GOAL:
Look at each line of the records and count those with "masa" in them. Please answer with the count alone.

GIVEN DATA:
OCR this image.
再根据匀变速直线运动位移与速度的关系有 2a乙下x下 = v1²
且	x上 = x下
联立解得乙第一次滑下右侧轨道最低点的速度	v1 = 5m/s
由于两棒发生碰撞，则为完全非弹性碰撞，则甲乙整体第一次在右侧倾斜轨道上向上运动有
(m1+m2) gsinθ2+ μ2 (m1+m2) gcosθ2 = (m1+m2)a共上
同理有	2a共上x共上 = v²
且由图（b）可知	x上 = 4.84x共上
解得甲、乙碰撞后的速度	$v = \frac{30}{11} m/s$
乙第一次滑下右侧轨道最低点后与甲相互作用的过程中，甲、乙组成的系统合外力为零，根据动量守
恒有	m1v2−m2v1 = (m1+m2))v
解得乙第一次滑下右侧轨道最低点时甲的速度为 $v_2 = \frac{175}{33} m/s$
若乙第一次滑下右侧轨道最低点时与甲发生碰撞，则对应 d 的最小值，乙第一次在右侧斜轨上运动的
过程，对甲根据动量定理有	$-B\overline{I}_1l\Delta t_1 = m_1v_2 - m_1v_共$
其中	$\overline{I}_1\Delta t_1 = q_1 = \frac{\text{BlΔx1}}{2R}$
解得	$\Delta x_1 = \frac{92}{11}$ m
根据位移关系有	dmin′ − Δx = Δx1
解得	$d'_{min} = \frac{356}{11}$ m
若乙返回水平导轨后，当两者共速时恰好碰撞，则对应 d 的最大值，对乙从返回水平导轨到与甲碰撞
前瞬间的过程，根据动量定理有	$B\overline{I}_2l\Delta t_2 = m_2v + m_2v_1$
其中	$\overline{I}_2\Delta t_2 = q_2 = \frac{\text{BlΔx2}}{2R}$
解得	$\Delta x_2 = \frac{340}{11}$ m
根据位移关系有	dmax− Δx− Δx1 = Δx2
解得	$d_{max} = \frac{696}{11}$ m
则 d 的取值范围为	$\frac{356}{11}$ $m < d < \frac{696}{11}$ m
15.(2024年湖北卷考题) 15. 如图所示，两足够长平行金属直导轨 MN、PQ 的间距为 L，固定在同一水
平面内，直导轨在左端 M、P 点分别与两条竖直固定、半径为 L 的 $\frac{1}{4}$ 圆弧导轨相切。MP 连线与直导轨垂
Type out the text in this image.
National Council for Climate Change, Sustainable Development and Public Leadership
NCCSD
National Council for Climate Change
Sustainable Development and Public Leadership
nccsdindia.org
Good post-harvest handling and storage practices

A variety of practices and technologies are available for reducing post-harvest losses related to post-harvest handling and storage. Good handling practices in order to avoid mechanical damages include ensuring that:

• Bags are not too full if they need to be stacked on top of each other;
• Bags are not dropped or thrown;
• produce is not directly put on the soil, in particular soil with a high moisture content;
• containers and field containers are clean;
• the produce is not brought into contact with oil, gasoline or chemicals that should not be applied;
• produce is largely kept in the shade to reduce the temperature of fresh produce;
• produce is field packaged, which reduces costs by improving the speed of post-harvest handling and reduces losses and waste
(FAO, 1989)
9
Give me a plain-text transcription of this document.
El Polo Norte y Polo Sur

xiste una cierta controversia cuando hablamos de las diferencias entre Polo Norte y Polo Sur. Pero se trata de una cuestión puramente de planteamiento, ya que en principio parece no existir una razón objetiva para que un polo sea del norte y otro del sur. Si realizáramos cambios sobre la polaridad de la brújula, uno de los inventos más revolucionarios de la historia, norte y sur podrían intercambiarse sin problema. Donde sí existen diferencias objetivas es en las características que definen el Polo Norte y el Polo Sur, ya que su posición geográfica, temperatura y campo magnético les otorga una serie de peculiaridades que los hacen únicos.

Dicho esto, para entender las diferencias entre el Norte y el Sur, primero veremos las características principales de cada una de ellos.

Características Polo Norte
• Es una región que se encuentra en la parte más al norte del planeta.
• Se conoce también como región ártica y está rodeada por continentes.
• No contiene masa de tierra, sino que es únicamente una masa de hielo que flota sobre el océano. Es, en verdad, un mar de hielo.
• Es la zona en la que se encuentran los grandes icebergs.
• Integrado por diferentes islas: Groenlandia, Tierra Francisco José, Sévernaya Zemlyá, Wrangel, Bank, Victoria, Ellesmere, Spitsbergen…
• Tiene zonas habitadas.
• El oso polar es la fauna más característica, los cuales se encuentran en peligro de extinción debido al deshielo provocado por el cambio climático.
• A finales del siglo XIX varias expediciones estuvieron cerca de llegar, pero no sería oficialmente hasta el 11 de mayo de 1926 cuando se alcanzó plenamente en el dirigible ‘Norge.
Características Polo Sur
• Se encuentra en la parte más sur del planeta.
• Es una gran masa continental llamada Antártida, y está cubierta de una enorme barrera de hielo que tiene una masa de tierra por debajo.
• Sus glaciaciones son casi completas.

ANSWER FOR THE TASK:
2